Request:
Of all the lines in this data, how many include "density"? Respond with the number only.

Entries supplied:
(begin)

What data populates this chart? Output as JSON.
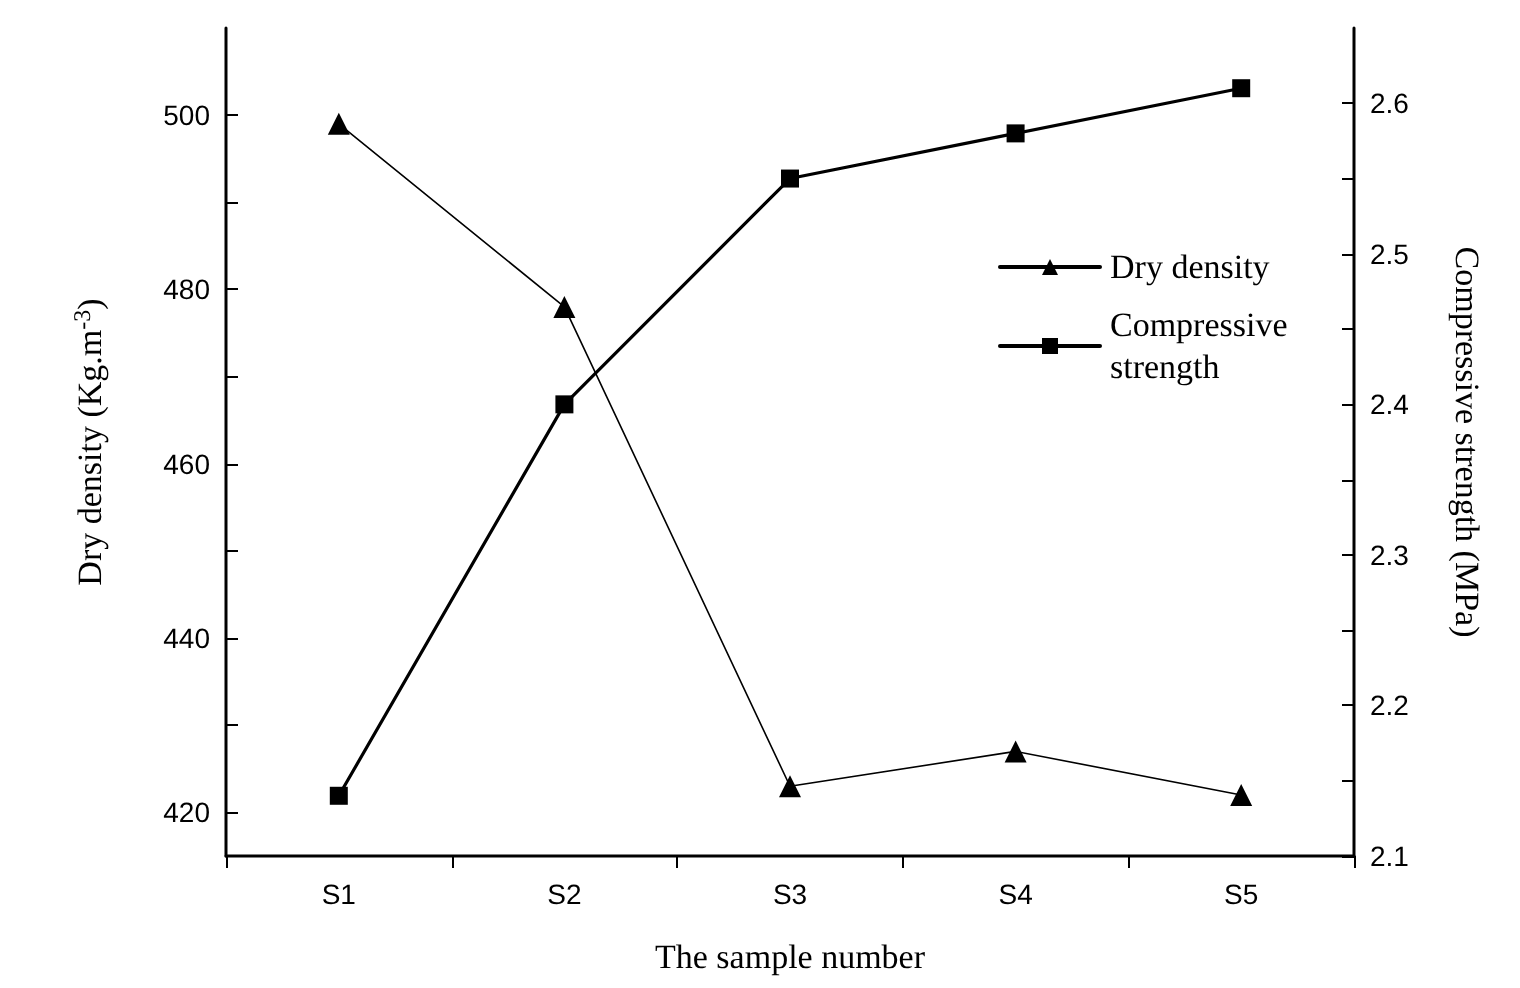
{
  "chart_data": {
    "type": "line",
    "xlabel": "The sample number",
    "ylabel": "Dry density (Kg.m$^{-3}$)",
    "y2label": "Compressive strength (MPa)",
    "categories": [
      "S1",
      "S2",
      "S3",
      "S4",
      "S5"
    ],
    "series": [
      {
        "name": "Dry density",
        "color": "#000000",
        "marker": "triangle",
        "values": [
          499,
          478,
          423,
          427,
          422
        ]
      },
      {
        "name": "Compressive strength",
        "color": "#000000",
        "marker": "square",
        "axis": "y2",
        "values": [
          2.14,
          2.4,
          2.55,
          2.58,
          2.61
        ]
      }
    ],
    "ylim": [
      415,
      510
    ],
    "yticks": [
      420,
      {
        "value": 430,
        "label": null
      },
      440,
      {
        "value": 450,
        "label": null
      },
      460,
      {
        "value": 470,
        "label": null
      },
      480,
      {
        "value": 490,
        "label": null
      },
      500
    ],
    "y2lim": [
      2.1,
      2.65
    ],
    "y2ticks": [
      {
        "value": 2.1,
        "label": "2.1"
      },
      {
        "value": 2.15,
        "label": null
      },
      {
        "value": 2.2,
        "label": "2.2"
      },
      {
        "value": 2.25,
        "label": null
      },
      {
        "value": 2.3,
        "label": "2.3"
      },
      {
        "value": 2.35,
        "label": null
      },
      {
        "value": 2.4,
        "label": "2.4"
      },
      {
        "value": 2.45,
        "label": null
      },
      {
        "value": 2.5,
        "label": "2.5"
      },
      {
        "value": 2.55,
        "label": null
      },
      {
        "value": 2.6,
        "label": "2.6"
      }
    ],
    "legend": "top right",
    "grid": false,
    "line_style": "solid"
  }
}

(end)

Correct answer:
2